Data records
— START —
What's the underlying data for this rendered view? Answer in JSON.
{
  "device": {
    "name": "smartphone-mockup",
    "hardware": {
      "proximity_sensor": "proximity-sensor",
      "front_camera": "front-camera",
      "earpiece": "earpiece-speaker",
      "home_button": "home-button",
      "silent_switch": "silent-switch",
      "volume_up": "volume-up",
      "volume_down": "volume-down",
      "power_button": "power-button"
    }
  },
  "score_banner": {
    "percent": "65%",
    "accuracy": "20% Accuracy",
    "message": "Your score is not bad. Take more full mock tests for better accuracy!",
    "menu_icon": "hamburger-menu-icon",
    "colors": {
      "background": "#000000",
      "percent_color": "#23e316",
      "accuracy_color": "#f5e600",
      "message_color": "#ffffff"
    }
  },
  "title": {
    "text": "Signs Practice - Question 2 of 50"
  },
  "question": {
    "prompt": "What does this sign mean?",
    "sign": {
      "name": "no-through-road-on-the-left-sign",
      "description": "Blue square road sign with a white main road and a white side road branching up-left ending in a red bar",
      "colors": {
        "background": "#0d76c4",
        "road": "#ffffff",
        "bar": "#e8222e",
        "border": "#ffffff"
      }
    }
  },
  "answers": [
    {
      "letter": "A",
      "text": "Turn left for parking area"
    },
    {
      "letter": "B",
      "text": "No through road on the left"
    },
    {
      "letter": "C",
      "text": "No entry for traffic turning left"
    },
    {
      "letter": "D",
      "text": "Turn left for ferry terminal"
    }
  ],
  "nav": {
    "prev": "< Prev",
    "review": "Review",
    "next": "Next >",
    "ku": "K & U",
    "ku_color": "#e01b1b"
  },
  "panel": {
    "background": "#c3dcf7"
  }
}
— END —
Check each line of the entries above for the word "ffffff". List the ones that have it.

• **COMPLETED TASK**:
      "message_color": "#ffffff"
        "road": "#ffffff",
        "border": "#ffffff"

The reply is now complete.